Document segment
+--

# 1982 BassTracker lll Transom Replacement



## possom813 (Apr 26, 2011)

I figured I'd take a lot of pics, just in case you want to delve into something like this, you won't be blindsided :mrgreen: 

First, we start with a craigslist find...1982 BassTracker lll with a busted transom :shock: 












Then we add some cusswords a porta power, and an air chisel :wink: 











Then a trip to the local Home Depot for a slice of 23/32" sanded pine, not a marine grade, but it's getting glass'd, so no worries.






Then a trip to the dollar store, because it's close and I needed posterboard. And then an outside traced template, then modified for the inside with the actual measurments, and would you believe it was dead on the first time :shock: 






And now, where we're at, just waiting so I can sand the edges to match up and fiberglass. Yeah, don't mind the vice grips, not a lot of clamps around here.


----------



## wasilvers (Apr 26, 2011)

Nice Find. The lack of pictures from "Busted Transom" to "clean look" almost made me forget what a pain getting mine out was.


----------



## possom813 (Apr 26, 2011)

+--

Task set
A: In the transom thread, what wood did the poster get at Home Depot?
B: Transcribe the transom thread word for word, starting with "Then a trip to the dollar" and going on through "clamps around here.".
This listing comes from a different source than the transom thread.

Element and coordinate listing
+--

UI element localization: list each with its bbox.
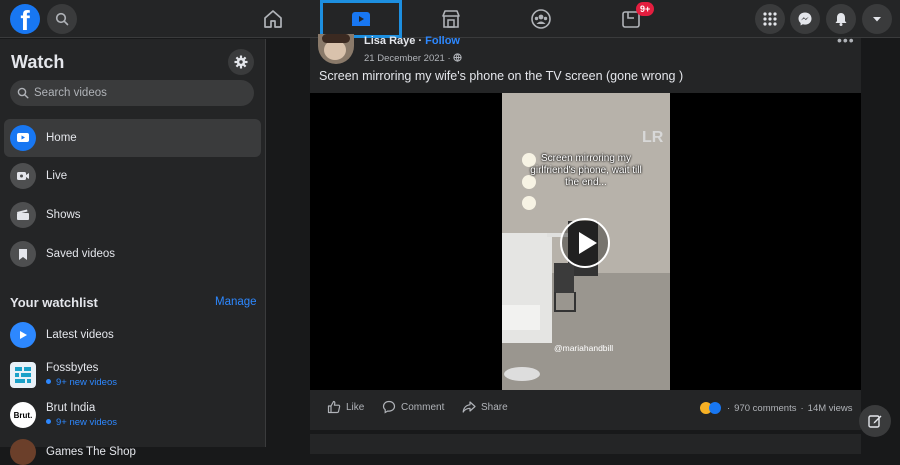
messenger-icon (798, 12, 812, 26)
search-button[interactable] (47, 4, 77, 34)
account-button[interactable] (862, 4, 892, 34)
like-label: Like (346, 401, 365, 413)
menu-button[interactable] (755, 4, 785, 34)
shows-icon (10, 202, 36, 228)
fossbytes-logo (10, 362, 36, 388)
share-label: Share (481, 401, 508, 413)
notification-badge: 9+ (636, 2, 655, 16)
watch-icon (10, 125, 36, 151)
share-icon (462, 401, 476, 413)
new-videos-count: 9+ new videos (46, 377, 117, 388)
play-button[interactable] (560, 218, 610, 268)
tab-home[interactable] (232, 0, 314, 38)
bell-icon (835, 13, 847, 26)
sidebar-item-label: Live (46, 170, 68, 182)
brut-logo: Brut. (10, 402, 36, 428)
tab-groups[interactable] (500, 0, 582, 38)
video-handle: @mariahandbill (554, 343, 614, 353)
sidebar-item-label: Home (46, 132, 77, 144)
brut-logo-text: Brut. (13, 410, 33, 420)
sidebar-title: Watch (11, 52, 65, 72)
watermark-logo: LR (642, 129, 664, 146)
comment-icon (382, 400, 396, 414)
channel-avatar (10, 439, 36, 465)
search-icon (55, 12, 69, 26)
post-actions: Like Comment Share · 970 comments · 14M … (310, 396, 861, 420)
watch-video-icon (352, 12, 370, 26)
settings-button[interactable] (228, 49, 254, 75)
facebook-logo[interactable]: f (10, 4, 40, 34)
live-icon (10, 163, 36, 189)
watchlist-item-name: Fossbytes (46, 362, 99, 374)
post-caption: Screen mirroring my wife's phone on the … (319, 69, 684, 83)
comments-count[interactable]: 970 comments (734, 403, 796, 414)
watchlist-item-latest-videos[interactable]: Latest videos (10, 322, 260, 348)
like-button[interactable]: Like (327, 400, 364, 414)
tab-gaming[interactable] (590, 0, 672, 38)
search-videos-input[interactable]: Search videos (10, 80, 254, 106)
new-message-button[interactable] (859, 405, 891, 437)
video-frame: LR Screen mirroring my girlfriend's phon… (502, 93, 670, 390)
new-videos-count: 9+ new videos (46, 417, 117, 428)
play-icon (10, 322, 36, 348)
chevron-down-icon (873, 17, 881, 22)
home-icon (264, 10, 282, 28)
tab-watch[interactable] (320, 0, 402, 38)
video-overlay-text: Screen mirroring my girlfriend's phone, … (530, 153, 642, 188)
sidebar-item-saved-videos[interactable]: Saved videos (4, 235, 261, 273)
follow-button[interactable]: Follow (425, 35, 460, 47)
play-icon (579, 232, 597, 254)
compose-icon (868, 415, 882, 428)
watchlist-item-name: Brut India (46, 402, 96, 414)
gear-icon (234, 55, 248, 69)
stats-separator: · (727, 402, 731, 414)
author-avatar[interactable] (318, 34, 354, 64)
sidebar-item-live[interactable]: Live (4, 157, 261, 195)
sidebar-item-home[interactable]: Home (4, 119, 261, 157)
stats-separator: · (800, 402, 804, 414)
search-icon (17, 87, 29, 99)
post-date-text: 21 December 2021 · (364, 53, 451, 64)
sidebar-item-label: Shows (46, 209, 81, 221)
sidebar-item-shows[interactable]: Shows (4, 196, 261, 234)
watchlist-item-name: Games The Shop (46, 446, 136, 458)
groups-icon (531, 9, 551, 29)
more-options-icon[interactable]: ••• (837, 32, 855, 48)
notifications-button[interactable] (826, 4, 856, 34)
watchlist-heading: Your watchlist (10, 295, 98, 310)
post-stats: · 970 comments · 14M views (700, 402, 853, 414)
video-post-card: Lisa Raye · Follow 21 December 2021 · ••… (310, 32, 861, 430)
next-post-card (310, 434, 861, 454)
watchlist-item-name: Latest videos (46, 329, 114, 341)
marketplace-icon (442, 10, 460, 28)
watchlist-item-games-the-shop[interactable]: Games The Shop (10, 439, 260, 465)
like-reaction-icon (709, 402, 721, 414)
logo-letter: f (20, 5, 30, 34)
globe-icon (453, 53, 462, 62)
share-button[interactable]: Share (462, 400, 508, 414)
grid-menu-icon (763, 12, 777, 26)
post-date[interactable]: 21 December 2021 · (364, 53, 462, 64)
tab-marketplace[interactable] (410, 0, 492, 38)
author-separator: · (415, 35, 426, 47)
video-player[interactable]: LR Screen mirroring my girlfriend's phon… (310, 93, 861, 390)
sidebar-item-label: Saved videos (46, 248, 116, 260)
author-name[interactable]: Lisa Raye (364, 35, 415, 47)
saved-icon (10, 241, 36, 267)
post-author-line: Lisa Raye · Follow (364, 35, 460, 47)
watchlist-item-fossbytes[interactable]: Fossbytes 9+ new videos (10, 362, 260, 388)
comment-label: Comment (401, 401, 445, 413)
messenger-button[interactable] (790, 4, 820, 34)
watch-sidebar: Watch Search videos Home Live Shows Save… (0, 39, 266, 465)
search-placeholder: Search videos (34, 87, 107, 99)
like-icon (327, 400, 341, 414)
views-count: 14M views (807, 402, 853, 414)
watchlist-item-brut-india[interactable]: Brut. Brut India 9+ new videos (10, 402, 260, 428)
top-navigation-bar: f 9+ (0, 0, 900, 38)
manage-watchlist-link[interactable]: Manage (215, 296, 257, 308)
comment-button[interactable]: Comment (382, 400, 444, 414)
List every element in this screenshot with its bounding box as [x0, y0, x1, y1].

+--

Responses by task
A: A slice of 23/32" sanded pine, not marine grade.

B:
Then a trip to the dollar store, because it's close and I needed posterboard. And then an outside traced template, then modified for the inside with the actual measurments, and would you believe it was dead on the first time :shock: 






And now, where we're at, just waiting so I can sand the edges to match up and fiberglass. Yeah, don't mind the vice grips, not a lot of clamps around here.